Give the number of lines that include the string "Agong", nothing more.

=== Data ===

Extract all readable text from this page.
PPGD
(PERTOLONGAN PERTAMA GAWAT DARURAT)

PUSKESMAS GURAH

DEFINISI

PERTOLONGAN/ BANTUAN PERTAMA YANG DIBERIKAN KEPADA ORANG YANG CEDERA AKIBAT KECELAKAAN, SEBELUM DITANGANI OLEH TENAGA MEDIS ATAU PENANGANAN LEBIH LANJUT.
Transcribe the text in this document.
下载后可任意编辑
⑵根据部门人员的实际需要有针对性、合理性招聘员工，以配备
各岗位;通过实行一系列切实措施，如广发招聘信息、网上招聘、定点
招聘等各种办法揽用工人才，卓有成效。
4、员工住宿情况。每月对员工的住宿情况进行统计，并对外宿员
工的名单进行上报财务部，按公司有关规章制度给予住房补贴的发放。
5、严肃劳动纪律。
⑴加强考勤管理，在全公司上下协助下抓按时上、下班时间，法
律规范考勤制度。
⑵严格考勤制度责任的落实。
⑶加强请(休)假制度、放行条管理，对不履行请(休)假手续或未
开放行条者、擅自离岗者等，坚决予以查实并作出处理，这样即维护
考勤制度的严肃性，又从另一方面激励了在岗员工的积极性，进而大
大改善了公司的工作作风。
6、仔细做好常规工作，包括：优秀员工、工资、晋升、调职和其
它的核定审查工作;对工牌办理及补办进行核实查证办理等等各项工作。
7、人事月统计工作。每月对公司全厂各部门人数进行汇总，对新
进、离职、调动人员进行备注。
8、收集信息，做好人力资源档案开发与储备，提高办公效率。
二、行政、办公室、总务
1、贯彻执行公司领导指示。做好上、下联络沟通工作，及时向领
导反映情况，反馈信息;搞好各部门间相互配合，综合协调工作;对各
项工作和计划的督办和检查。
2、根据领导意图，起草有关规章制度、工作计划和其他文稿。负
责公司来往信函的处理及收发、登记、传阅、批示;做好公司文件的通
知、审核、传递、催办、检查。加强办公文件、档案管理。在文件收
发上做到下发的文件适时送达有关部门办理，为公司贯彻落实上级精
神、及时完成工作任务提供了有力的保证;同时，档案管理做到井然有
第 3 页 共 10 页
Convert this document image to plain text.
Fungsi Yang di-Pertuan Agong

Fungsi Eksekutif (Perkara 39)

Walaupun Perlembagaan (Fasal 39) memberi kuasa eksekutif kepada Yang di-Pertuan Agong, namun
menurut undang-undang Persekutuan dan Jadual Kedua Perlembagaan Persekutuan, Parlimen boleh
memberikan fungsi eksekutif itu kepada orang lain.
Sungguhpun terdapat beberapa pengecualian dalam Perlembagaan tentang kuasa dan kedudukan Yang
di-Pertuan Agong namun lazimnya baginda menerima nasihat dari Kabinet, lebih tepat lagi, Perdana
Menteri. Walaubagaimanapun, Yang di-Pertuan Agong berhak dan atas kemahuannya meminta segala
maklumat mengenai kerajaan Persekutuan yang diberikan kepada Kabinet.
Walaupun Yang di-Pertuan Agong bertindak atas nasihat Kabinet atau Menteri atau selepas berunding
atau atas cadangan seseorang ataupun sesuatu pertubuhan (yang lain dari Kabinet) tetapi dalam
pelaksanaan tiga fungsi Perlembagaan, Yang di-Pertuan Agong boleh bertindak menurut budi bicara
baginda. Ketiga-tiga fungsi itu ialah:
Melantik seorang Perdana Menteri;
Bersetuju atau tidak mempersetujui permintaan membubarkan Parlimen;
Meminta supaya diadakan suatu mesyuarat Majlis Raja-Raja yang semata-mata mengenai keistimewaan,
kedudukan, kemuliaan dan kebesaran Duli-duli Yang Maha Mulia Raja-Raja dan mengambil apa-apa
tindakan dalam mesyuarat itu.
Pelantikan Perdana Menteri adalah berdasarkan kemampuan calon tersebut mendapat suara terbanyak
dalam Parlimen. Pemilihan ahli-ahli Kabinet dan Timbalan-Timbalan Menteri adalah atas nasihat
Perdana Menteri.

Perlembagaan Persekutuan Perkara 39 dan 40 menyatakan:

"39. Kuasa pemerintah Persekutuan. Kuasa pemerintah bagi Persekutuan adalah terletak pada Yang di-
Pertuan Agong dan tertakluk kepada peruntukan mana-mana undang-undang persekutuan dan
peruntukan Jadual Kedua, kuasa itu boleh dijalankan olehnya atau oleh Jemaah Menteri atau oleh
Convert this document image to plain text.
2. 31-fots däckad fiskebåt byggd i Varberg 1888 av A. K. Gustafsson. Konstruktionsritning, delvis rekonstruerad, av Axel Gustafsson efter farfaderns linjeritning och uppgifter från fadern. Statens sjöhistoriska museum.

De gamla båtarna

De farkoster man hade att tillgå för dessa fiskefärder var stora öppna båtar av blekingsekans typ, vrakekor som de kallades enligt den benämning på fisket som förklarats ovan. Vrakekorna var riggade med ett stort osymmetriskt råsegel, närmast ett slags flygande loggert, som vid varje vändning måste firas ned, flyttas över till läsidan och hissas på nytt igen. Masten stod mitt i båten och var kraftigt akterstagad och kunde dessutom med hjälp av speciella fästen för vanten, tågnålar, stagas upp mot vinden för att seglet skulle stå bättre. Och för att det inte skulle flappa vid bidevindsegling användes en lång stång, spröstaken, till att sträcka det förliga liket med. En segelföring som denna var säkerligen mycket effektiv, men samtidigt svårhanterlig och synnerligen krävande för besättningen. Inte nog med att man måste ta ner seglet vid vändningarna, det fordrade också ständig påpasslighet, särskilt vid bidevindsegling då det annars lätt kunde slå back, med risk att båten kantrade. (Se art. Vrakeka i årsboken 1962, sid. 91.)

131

===

Solution for this task:
7